- **What you should do**
Check each line of the material below for "convenient", then copy the ones that contain it.

______________________________

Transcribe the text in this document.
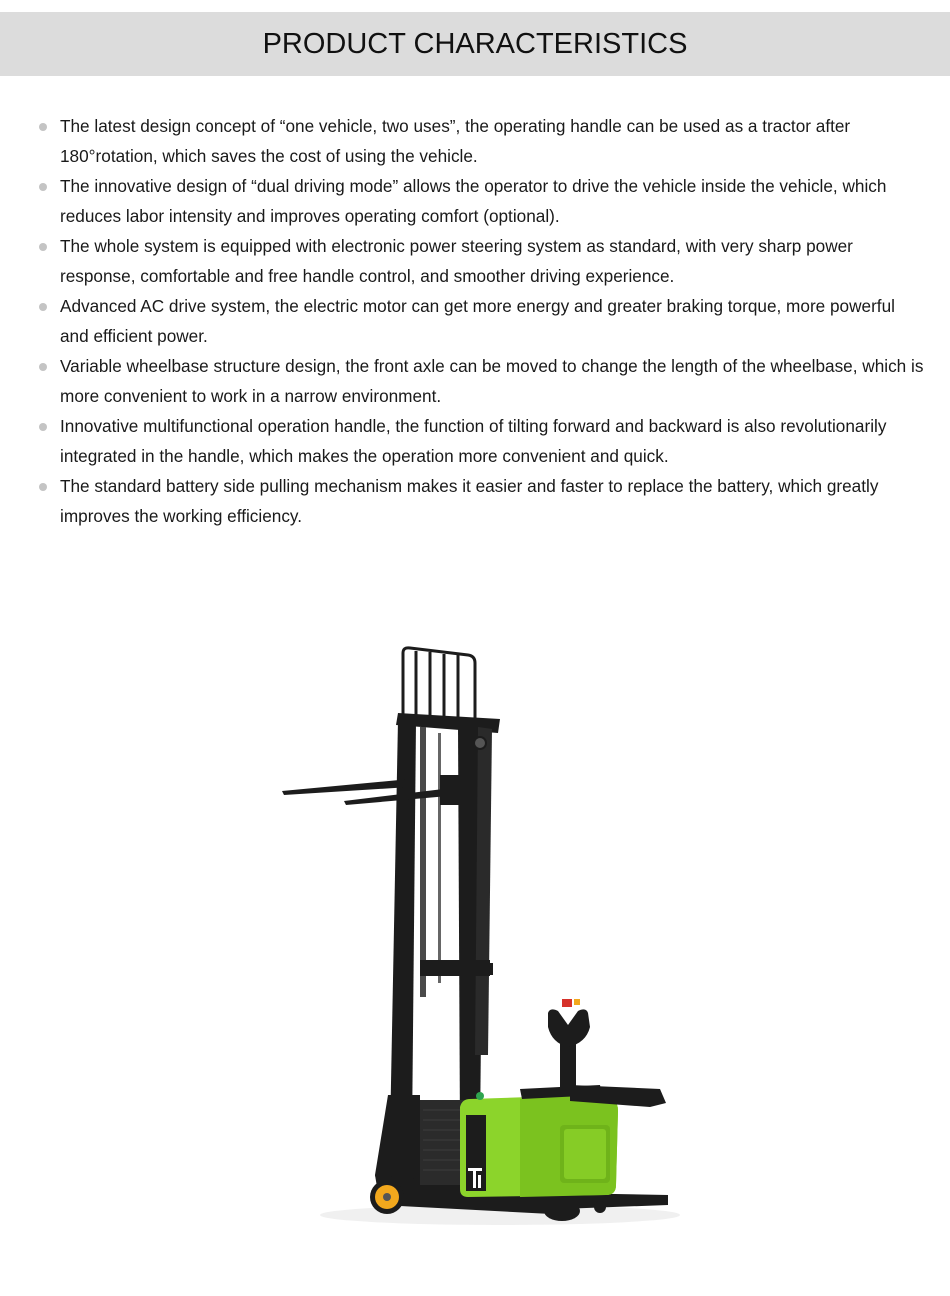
PRODUCT CHARACTERISTICS
The latest design concept of “one vehicle, two uses”, the operating handle can be used as a tractor after 180°rotation, which saves the cost of using the vehicle.
The innovative design of “dual driving mode” allows the operator to drive the vehicle inside the vehicle, which reduces labor intensity and improves operating comfort (optional).
The whole system is equipped with electronic power steering system as standard, with very sharp power response, comfortable and free handle control, and smoother driving experience.
Advanced AC drive system, the electric motor can get more energy and greater braking torque, more powerful and efficient power.
Variable wheelbase structure design, the front axle can be moved to change the length of the wheelbase, which is more convenient to work in a narrow environment.
Innovative multifunctional operation handle, the function of tilting forward and backward is also revolutionarily integrated in the handle, which makes the operation more convenient and quick.
The standard battery side pulling mechanism makes it easier and faster to replace the battery, which greatly improves the working efficiency.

______________________________

- **Full output**
Variable wheelbase structure design, the front axle can be moved to change the length of the wheelbase, which is more convenient to work in a narrow environment.
Innovative multifunctional operation handle, the function of tilting forward and backward is also revolutionarily integrated in the handle, which makes the operation more convenient and quick.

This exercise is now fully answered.